→ **Aim**
All of the records below must be output exactly, with no pictures carried over.

→ **Data section**
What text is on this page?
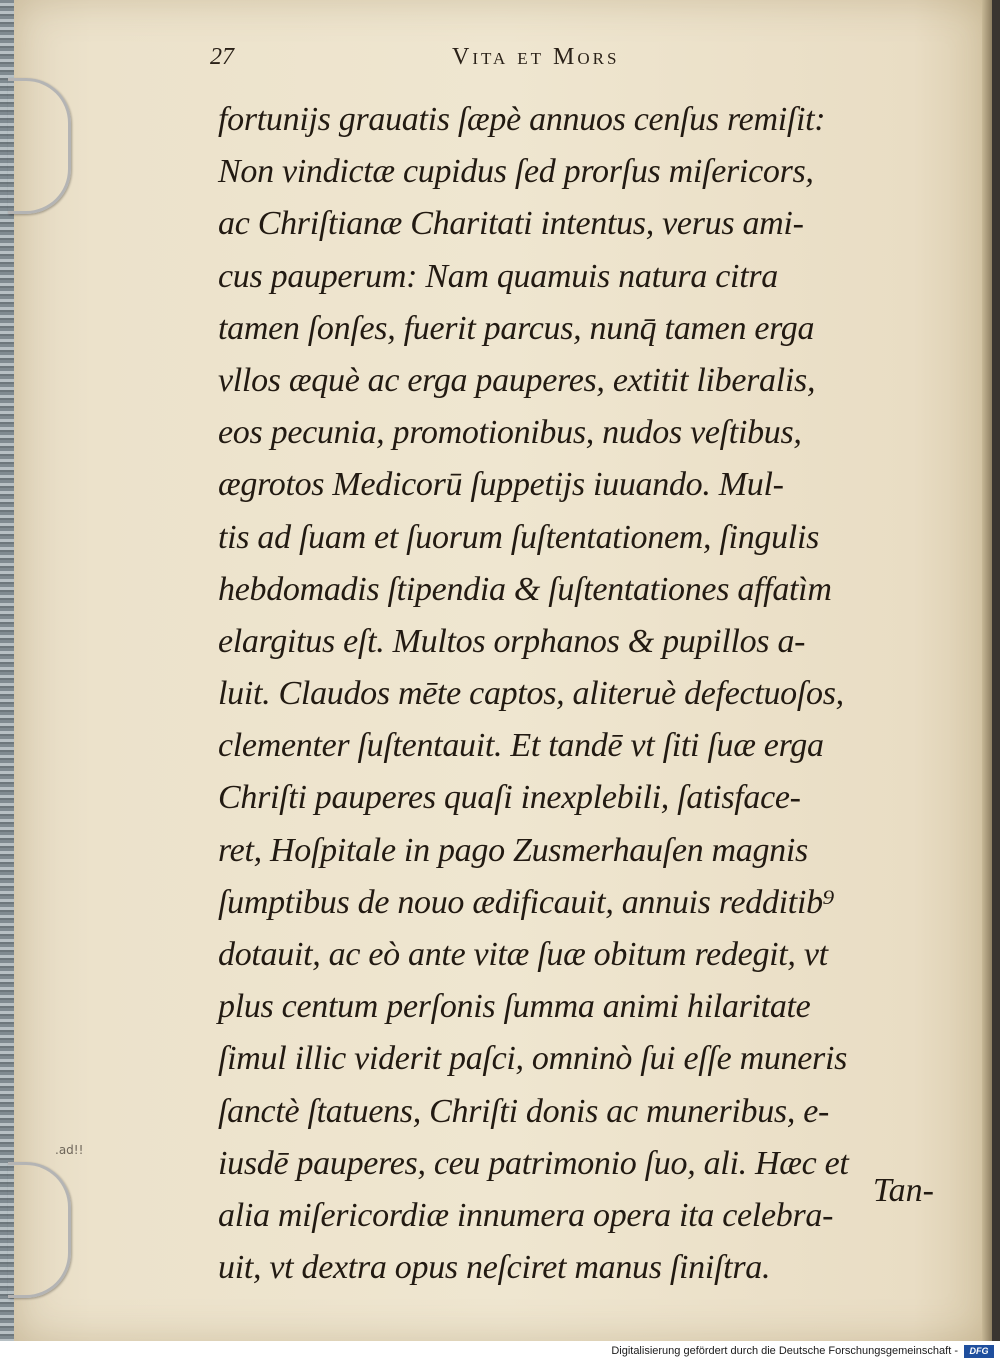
27	Vita et Mors
fortunijs grauatis ſæpè annuos cenſus remiſit:
Non vindictæ cupidus ſed prorſus miſericors,
ac Chriſtianæ Charitati intentus, verus ami-
cus pauperum: Nam quamuis natura citra
tamen ſonſes, fuerit parcus, nunq̄ tamen erga
vllos æquè ac erga pauperes, extitit liberalis,
eos pecunia, promotionibus, nudos veſtibus,
ægrotos Medicorū ſuppetijs iuuando. Mul-
tis ad ſuam et ſuorum ſuſtentationem, ſingulis
hebdomadis ſtipendia & ſuſtentationes affatìm
elargitus eſt. Multos orphanos & pupillos a-
luit. Claudos mēte captos, aliteruè defectuoſos,
clementer ſuſtentauit. Et tandē vt ſiti ſuæ erga
Chriſti pauperes quaſi inexplebili, ſatisface-
ret, Hoſpitale in pago Zusmerhauſen magnis
ſumptibus de nouo ædificauit, annuis redditib⁹
dotauit, ac eò ante vitæ ſuæ obitum redegit, vt
plus centum perſonis ſumma animi hilaritate
ſimul illic viderit paſci, omninò ſui eſſe muneris
ſanctè ſtatuens, Chriſti donis ac muneribus, e-
iusdē pauperes, ceu patrimonio ſuo, ali. Hæc et
alia miſericordiæ innumera opera ita celebra-
uit, vt dextra opus neſciret manus ſiniſtra.
Tan-
.ad!!
Digitalisierung gefördert durch die Deutsche Forschungsgemeinschaft -	DFG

→ **Worked solution**
What text is on this page?
27	Vita et Mors
fortunijs grauatis ſæpè annuos cenſus remiſit:
Non vindictæ cupidus ſed prorſus miſericors,
ac Chriſtianæ Charitati intentus, verus ami-
cus pauperum: Nam quamuis natura citra
tamen ſonſes, fuerit parcus, nunq̄ tamen erga
vllos æquè ac erga pauperes, extitit liberalis,
eos pecunia, promotionibus, nudos veſtibus,
ægrotos Medicorū ſuppetijs iuuando. Mul-
tis ad ſuam et ſuorum ſuſtentationem, ſingulis
hebdomadis ſtipendia & ſuſtentationes affatìm
elargitus eſt. Multos orphanos & pupillos a-
luit. Claudos mēte captos, aliteruè defectuoſos,
clementer ſuſtentauit. Et tandē vt ſiti ſuæ erga
Chriſti pauperes quaſi inexplebili, ſatisface-
ret, Hoſpitale in pago Zusmerhauſen magnis
ſumptibus de nouo ædificauit, annuis redditib⁹
dotauit, ac eò ante vitæ ſuæ obitum redegit, vt
plus centum perſonis ſumma animi hilaritate
ſimul illic viderit paſci, omninò ſui eſſe muneris
ſanctè ſtatuens, Chriſti donis ac muneribus, e-
iusdē pauperes, ceu patrimonio ſuo, ali. Hæc et
alia miſericordiæ innumera opera ita celebra-
uit, vt dextra opus neſciret manus ſiniſtra.
Tan-
.ad!!
Digitalisierung gefördert durch die Deutsche Forschungsgemeinschaft -	DFG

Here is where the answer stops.